**Exercise:** Determine how many lines in these records hold "Miguel". Only the number is wanted.

**Data records:**
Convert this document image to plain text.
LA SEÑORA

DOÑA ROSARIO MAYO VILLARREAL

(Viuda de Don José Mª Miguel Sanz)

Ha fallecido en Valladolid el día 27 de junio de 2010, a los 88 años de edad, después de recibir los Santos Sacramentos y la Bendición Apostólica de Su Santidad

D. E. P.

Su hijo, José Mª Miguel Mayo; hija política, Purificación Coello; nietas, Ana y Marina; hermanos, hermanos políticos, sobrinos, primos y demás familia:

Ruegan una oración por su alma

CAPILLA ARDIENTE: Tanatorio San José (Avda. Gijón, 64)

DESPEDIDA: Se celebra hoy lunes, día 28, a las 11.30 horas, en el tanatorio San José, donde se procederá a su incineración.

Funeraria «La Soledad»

**Task output:** 2